Stored items =>
--- START ---

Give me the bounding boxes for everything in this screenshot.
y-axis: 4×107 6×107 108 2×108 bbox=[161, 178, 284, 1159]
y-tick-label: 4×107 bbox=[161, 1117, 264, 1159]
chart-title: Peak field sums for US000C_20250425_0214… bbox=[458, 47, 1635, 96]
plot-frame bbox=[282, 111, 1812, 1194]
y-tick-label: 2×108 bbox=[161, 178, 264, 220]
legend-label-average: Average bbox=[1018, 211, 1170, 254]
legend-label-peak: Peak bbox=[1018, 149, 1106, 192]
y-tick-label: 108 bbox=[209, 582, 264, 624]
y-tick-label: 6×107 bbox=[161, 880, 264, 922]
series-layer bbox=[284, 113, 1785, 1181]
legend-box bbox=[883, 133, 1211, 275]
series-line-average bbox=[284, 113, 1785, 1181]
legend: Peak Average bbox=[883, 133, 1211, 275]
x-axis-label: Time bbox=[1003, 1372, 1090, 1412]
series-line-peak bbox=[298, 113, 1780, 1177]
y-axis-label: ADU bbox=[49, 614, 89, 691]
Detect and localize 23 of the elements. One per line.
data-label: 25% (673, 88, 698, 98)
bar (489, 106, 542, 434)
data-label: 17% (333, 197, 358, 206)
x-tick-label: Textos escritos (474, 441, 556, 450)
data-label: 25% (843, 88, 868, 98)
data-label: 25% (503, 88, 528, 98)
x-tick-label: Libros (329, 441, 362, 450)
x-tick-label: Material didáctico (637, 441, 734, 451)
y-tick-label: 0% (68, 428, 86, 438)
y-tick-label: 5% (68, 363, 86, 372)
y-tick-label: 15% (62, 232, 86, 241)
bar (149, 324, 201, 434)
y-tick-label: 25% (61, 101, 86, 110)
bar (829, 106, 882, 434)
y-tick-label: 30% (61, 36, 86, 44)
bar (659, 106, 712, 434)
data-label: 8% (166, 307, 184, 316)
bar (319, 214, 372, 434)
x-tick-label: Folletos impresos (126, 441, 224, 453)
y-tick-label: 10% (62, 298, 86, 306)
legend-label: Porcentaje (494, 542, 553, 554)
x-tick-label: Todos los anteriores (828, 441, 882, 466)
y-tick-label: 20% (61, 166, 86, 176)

--- END ---
--- START ---

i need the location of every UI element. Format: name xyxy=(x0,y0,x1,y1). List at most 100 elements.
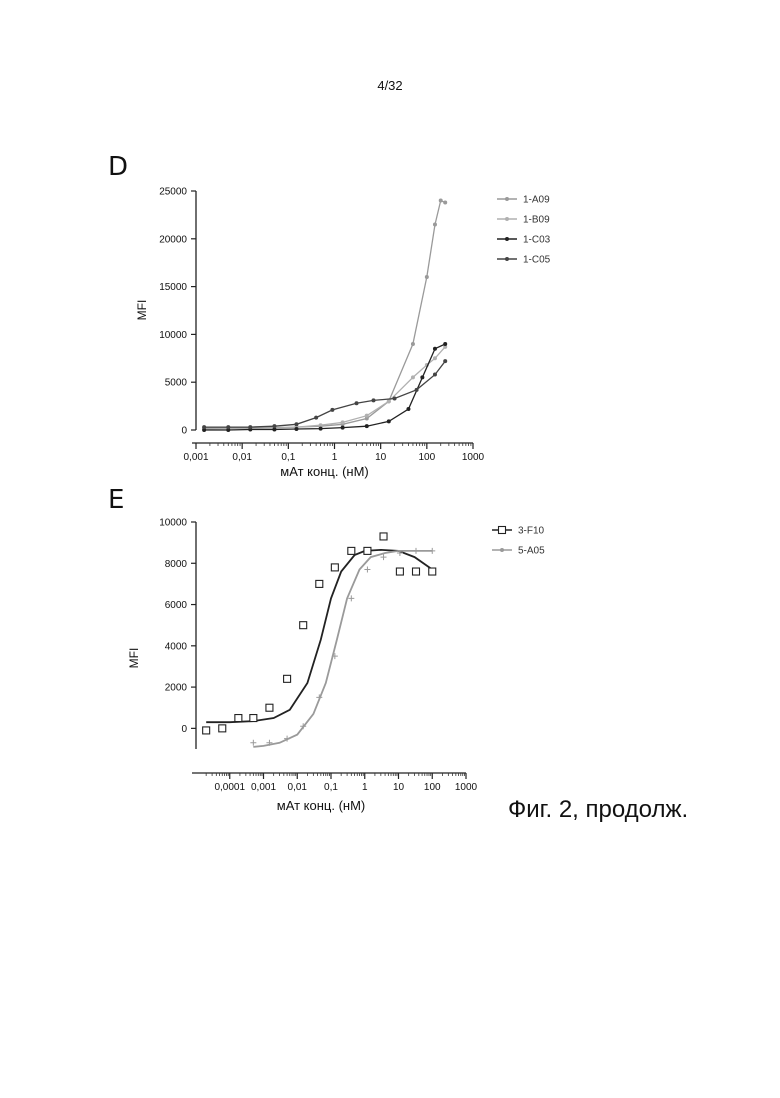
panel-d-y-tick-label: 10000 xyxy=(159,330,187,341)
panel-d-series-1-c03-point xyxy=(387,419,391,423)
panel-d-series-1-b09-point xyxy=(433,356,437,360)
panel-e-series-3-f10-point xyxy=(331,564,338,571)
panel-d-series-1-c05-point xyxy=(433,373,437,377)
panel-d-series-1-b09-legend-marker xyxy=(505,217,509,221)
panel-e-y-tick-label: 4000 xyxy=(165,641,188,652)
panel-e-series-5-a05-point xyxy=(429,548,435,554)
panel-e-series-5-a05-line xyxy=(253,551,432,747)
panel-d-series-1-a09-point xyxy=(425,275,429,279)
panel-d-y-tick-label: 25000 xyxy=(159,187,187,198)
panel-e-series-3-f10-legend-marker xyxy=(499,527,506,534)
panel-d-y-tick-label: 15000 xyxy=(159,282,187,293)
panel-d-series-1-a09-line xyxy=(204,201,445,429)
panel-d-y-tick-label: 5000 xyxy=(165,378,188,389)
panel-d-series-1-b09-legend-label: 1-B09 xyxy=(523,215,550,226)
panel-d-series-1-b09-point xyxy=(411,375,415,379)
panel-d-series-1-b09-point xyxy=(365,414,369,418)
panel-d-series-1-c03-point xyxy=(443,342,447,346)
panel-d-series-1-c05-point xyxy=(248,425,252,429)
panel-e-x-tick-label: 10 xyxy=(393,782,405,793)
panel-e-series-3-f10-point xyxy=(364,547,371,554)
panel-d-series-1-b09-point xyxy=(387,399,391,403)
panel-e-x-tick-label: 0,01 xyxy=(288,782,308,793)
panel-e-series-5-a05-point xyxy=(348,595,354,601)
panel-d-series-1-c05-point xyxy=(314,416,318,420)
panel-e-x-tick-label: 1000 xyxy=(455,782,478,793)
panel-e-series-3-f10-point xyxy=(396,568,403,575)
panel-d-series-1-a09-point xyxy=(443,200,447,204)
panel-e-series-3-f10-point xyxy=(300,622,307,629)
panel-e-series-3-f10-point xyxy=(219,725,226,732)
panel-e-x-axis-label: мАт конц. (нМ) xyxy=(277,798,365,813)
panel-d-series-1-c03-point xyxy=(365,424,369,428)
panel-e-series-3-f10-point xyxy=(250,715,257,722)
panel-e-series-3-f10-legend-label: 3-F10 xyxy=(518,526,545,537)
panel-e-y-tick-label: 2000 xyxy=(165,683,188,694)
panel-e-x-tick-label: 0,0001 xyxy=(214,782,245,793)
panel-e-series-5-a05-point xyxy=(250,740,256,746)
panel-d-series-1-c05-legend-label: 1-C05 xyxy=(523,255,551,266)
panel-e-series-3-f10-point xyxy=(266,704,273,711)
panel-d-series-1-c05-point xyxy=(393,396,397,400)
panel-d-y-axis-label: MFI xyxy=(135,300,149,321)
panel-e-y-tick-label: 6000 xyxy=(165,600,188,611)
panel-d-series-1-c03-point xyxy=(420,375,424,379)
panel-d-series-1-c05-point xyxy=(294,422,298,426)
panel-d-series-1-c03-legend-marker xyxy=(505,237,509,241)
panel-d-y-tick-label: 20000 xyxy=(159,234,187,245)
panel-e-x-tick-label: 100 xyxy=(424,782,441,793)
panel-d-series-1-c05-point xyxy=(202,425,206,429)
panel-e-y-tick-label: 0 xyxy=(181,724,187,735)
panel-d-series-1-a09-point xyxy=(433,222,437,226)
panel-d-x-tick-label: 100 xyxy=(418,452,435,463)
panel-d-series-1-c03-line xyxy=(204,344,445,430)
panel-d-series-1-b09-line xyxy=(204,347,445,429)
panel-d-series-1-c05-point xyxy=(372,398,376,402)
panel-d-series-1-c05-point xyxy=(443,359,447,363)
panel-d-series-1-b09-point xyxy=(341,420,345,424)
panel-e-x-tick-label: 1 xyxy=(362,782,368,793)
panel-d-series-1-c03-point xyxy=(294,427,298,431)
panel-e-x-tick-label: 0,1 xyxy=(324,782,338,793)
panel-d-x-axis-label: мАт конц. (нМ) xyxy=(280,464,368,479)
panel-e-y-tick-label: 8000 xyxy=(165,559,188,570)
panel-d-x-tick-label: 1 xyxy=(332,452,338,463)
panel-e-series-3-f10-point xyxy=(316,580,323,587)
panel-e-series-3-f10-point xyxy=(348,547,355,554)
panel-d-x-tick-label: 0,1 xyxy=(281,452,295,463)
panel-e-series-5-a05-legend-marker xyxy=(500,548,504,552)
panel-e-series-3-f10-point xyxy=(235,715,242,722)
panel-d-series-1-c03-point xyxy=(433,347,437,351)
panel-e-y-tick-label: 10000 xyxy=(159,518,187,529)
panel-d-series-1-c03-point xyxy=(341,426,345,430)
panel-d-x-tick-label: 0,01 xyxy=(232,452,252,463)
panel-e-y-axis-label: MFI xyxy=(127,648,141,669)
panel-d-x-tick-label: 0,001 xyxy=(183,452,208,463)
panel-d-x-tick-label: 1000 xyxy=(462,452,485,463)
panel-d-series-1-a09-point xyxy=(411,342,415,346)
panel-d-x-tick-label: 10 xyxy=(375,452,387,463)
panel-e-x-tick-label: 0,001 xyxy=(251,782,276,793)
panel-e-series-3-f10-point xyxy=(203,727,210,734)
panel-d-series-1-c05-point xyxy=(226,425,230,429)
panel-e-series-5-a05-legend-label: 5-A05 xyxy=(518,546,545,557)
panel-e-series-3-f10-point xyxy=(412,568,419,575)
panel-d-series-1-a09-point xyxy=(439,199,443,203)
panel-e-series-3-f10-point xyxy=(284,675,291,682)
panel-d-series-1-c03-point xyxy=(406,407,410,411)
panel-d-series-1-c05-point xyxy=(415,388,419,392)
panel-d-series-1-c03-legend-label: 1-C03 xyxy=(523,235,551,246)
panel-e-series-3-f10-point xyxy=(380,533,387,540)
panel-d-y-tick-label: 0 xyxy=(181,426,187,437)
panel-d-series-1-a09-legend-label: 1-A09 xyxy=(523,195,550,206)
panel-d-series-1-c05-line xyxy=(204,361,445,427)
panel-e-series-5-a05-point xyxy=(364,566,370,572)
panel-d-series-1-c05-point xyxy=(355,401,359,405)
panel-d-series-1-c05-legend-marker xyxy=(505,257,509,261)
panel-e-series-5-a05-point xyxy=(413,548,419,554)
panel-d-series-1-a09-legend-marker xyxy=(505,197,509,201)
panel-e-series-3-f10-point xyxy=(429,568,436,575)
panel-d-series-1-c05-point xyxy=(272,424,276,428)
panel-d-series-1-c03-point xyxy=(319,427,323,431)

--- END ---
--- START ---

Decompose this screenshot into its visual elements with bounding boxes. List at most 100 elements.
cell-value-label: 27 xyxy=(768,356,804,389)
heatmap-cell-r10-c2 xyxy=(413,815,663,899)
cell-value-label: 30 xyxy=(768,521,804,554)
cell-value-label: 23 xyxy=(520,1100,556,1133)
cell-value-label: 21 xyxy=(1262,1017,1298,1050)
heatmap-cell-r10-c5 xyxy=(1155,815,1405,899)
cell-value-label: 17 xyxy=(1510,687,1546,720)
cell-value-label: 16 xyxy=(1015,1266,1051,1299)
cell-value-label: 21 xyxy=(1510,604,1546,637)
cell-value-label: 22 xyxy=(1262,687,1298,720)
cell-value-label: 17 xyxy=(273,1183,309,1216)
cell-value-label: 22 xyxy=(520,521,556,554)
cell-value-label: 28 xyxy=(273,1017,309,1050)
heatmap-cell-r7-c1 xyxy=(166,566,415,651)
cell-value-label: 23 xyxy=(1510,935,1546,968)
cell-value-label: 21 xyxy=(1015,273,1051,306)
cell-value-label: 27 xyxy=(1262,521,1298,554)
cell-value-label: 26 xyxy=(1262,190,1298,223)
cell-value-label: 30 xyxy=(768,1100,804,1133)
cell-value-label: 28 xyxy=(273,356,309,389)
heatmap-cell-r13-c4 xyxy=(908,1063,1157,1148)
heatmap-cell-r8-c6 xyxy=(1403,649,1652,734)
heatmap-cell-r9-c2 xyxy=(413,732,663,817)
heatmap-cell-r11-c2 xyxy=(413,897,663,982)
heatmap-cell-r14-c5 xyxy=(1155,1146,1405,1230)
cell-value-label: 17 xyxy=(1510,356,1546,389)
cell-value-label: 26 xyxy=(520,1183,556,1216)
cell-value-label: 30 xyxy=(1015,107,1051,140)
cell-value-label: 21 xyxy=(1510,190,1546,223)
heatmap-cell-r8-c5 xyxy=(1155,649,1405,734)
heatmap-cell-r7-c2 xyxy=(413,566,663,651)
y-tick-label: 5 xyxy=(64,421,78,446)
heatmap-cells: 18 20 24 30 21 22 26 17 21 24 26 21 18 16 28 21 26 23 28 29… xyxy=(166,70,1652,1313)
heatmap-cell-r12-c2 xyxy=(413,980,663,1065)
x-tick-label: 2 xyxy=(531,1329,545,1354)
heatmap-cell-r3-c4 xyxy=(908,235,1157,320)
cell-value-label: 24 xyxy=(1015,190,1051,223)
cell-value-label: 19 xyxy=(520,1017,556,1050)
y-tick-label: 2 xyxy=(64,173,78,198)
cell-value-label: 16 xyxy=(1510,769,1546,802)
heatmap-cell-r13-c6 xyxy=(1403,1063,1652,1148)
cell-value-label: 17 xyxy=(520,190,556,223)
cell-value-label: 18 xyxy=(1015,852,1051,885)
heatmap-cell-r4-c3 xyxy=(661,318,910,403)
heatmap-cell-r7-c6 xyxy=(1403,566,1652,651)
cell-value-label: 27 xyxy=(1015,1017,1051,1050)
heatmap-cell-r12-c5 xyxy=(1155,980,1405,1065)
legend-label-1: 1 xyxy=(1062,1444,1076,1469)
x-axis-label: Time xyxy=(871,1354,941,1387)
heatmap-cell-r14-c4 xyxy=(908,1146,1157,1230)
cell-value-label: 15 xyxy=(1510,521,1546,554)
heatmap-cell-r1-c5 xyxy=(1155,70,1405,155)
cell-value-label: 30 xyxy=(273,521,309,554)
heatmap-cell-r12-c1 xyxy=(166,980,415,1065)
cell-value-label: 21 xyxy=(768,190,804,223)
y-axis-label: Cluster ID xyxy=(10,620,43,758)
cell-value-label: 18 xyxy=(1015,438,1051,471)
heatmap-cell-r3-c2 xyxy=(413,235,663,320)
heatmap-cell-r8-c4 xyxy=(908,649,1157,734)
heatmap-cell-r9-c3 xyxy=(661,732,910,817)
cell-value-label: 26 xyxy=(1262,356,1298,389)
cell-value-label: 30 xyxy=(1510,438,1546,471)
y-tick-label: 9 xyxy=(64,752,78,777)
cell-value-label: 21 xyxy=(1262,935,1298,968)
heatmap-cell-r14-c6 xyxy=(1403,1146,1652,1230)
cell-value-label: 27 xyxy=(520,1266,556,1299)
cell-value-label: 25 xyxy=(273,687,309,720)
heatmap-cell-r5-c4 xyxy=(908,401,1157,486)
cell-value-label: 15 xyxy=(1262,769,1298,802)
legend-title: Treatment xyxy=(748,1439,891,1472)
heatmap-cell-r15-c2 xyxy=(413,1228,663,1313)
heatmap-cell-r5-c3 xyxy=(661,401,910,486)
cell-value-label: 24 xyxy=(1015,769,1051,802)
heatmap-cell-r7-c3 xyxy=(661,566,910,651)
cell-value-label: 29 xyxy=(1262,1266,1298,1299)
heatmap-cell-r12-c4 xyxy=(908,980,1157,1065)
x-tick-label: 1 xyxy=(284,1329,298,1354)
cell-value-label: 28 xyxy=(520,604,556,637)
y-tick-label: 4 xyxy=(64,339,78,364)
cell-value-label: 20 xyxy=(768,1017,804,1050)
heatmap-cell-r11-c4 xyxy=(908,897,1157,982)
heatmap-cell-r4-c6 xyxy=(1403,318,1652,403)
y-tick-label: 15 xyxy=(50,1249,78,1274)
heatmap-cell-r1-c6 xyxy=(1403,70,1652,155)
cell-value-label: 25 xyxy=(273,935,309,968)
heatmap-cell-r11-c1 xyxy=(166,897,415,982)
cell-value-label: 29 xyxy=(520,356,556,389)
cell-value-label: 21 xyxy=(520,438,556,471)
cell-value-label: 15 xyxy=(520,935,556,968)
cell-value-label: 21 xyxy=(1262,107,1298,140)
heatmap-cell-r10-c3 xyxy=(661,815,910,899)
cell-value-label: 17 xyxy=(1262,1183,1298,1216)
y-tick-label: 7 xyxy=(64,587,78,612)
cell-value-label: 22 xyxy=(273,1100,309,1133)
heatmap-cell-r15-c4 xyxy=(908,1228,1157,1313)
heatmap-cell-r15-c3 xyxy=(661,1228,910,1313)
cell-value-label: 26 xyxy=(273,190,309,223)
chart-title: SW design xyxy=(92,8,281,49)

--- END ---

What is expected =>
Retype the lines from the line with "Give me the" to the line with "y-tick-label: 2×108 bbox=[161, 178, 264, 220]", inclusive, precisely as they appear.

Solution =>
Give me the bounding boxes for everything in this screenshot.
y-axis: 4×107 6×107 108 2×108 bbox=[161, 178, 284, 1159]
y-tick-label: 4×107 bbox=[161, 1117, 264, 1159]
chart-title: Peak field sums for US000C_20250425_0214… bbox=[458, 47, 1635, 96]
plot-frame bbox=[282, 111, 1812, 1194]
y-tick-label: 2×108 bbox=[161, 178, 264, 220]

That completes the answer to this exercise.